Document understanding data

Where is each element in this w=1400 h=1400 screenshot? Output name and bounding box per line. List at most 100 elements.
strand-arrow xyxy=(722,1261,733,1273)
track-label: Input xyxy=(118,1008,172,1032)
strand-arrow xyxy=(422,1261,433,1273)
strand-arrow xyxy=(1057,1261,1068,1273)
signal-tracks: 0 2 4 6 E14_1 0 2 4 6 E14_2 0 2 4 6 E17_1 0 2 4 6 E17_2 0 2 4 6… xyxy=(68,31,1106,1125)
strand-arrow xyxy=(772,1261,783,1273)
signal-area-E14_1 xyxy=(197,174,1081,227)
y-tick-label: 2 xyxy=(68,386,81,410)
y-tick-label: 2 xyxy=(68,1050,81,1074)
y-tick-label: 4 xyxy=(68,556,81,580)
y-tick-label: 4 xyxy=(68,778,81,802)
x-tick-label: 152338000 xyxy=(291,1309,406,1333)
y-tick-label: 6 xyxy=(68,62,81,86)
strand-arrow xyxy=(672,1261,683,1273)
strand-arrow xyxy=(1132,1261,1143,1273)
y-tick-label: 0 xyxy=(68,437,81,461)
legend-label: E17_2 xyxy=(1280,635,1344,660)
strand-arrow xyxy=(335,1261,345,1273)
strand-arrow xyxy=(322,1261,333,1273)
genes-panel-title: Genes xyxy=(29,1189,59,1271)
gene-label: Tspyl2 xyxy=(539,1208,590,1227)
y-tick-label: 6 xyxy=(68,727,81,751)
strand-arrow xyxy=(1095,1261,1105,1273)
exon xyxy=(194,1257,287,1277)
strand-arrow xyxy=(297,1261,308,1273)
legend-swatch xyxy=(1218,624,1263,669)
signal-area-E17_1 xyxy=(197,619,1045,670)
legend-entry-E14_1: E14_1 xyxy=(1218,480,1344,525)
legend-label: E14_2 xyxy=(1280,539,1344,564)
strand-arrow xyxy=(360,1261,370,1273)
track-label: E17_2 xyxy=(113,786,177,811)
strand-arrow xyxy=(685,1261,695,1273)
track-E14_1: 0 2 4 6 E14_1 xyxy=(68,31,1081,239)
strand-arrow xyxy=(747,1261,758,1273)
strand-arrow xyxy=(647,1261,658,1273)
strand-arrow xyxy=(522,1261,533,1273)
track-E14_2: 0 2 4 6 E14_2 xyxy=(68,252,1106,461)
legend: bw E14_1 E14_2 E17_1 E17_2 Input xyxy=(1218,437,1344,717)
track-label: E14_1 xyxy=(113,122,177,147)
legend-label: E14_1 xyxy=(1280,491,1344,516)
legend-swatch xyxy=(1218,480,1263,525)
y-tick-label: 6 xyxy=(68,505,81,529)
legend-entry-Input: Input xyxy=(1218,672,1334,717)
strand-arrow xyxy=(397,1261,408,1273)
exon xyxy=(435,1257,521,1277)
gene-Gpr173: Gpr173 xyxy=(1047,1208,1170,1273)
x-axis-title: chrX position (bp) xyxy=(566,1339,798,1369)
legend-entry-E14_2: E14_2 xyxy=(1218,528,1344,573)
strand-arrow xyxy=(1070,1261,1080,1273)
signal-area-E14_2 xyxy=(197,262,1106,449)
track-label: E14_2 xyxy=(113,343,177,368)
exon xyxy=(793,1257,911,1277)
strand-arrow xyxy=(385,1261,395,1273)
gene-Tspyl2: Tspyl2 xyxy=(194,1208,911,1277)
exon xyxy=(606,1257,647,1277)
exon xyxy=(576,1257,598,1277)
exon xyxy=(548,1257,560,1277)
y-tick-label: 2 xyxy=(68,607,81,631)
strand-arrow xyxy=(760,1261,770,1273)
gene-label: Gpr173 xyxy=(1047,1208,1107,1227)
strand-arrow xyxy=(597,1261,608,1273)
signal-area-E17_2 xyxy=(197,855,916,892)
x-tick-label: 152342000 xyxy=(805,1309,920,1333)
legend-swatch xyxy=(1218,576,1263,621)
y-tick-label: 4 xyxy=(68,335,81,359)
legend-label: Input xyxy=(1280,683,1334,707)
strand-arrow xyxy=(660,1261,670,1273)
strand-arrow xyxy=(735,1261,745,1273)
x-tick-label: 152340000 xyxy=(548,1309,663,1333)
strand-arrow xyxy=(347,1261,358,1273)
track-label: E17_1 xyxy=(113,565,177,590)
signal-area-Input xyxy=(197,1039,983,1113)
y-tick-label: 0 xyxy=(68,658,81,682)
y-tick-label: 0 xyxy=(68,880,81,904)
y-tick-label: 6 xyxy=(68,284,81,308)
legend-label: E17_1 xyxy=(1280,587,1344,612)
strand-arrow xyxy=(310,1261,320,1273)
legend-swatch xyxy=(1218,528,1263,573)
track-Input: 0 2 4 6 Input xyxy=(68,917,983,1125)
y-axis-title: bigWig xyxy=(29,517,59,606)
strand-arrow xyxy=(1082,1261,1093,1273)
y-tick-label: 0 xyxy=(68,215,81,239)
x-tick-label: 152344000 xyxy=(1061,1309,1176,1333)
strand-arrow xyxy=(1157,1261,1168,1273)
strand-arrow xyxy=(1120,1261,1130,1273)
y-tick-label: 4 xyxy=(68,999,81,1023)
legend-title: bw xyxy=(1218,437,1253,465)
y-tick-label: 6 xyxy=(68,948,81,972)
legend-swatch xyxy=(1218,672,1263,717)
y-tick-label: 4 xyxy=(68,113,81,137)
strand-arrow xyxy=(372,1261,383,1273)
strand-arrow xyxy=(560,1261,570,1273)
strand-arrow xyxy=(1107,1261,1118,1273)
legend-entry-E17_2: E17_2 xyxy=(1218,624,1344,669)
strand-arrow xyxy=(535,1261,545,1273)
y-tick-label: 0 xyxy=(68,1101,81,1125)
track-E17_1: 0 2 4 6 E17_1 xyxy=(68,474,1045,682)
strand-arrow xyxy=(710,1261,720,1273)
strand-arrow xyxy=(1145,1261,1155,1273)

-- Exercise directions --
Quote all of the entries verbatim.

-- Result of this exercise --
Where is each element in this w=1400 h=1400 screenshot? Output name and bounding box per line. List at most 100 elements.
strand-arrow xyxy=(722,1261,733,1273)
track-label: Input xyxy=(118,1008,172,1032)
strand-arrow xyxy=(422,1261,433,1273)
strand-arrow xyxy=(1057,1261,1068,1273)
signal-tracks: 0 2 4 6 E14_1 0 2 4 6 E14_2 0 2 4 6 E17_1 0 2 4 6 E17_2 0 2 4 6… xyxy=(68,31,1106,1125)
strand-arrow xyxy=(772,1261,783,1273)
signal-area-E14_1 xyxy=(197,174,1081,227)
y-tick-label: 2 xyxy=(68,386,81,410)
y-tick-label: 2 xyxy=(68,1050,81,1074)
y-tick-label: 4 xyxy=(68,556,81,580)
y-tick-label: 4 xyxy=(68,778,81,802)
x-tick-label: 152338000 xyxy=(291,1309,406,1333)
y-tick-label: 6 xyxy=(68,62,81,86)
strand-arrow xyxy=(672,1261,683,1273)
strand-arrow xyxy=(1132,1261,1143,1273)
y-tick-label: 0 xyxy=(68,437,81,461)
legend-label: E17_2 xyxy=(1280,635,1344,660)
strand-arrow xyxy=(335,1261,345,1273)
strand-arrow xyxy=(322,1261,333,1273)
genes-panel-title: Genes xyxy=(29,1189,59,1271)
gene-label: Tspyl2 xyxy=(539,1208,590,1227)
y-tick-label: 6 xyxy=(68,727,81,751)
strand-arrow xyxy=(1095,1261,1105,1273)
exon xyxy=(194,1257,287,1277)
strand-arrow xyxy=(297,1261,308,1273)
legend-swatch xyxy=(1218,624,1263,669)
signal-area-E17_1 xyxy=(197,619,1045,670)
legend-entry-E14_1: E14_1 xyxy=(1218,480,1344,525)
legend-label: E14_2 xyxy=(1280,539,1344,564)
strand-arrow xyxy=(360,1261,370,1273)
track-label: E17_2 xyxy=(113,786,177,811)
strand-arrow xyxy=(685,1261,695,1273)
track-E14_1: 0 2 4 6 E14_1 xyxy=(68,31,1081,239)
strand-arrow xyxy=(747,1261,758,1273)
strand-arrow xyxy=(647,1261,658,1273)
strand-arrow xyxy=(522,1261,533,1273)
track-E14_2: 0 2 4 6 E14_2 xyxy=(68,252,1106,461)
legend: bw E14_1 E14_2 E17_1 E17_2 Input xyxy=(1218,437,1344,717)
track-label: E14_1 xyxy=(113,122,177,147)
legend-label: E14_1 xyxy=(1280,491,1344,516)
legend-swatch xyxy=(1218,480,1263,525)
y-tick-label: 6 xyxy=(68,505,81,529)
legend-entry-Input: Input xyxy=(1218,672,1334,717)
strand-arrow xyxy=(397,1261,408,1273)
exon xyxy=(435,1257,521,1277)
gene-Gpr173: Gpr173 xyxy=(1047,1208,1170,1273)
x-axis-title: chrX position (bp) xyxy=(566,1339,798,1369)
legend-entry-E14_2: E14_2 xyxy=(1218,528,1344,573)
strand-arrow xyxy=(1070,1261,1080,1273)
signal-area-E14_2 xyxy=(197,262,1106,449)
track-label: E14_2 xyxy=(113,343,177,368)
exon xyxy=(793,1257,911,1277)
strand-arrow xyxy=(385,1261,395,1273)
gene-Tspyl2: Tspyl2 xyxy=(194,1208,911,1277)
exon xyxy=(606,1257,647,1277)
exon xyxy=(576,1257,598,1277)
exon xyxy=(548,1257,560,1277)
y-tick-label: 2 xyxy=(68,607,81,631)
strand-arrow xyxy=(760,1261,770,1273)
gene-label: Gpr173 xyxy=(1047,1208,1107,1227)
strand-arrow xyxy=(597,1261,608,1273)
signal-area-E17_2 xyxy=(197,855,916,892)
x-tick-label: 152342000 xyxy=(805,1309,920,1333)
legend-swatch xyxy=(1218,576,1263,621)
y-tick-label: 4 xyxy=(68,335,81,359)
legend-label: Input xyxy=(1280,683,1334,707)
strand-arrow xyxy=(660,1261,670,1273)
strand-arrow xyxy=(735,1261,745,1273)
x-tick-label: 152340000 xyxy=(548,1309,663,1333)
strand-arrow xyxy=(347,1261,358,1273)
track-label: E17_1 xyxy=(113,565,177,590)
signal-area-Input xyxy=(197,1039,983,1113)
y-tick-label: 0 xyxy=(68,658,81,682)
y-tick-label: 0 xyxy=(68,880,81,904)
y-tick-label: 6 xyxy=(68,284,81,308)
legend-label: E17_1 xyxy=(1280,587,1344,612)
strand-arrow xyxy=(310,1261,320,1273)
legend-swatch xyxy=(1218,528,1263,573)
track-Input: 0 2 4 6 Input xyxy=(68,917,983,1125)
y-axis-title: bigWig xyxy=(29,517,59,606)
strand-arrow xyxy=(1082,1261,1093,1273)
y-tick-label: 0 xyxy=(68,215,81,239)
x-tick-label: 152344000 xyxy=(1061,1309,1176,1333)
strand-arrow xyxy=(1157,1261,1168,1273)
strand-arrow xyxy=(1120,1261,1130,1273)
y-tick-label: 4 xyxy=(68,999,81,1023)
legend-title: bw xyxy=(1218,437,1253,465)
y-tick-label: 6 xyxy=(68,948,81,972)
legend-swatch xyxy=(1218,672,1263,717)
y-tick-label: 4 xyxy=(68,113,81,137)
strand-arrow xyxy=(372,1261,383,1273)
strand-arrow xyxy=(560,1261,570,1273)
strand-arrow xyxy=(1107,1261,1118,1273)
legend-entry-E17_2: E17_2 xyxy=(1218,624,1344,669)
strand-arrow xyxy=(535,1261,545,1273)
y-tick-label: 0 xyxy=(68,1101,81,1125)
track-E17_1: 0 2 4 6 E17_1 xyxy=(68,474,1045,682)
strand-arrow xyxy=(710,1261,720,1273)
strand-arrow xyxy=(1145,1261,1155,1273)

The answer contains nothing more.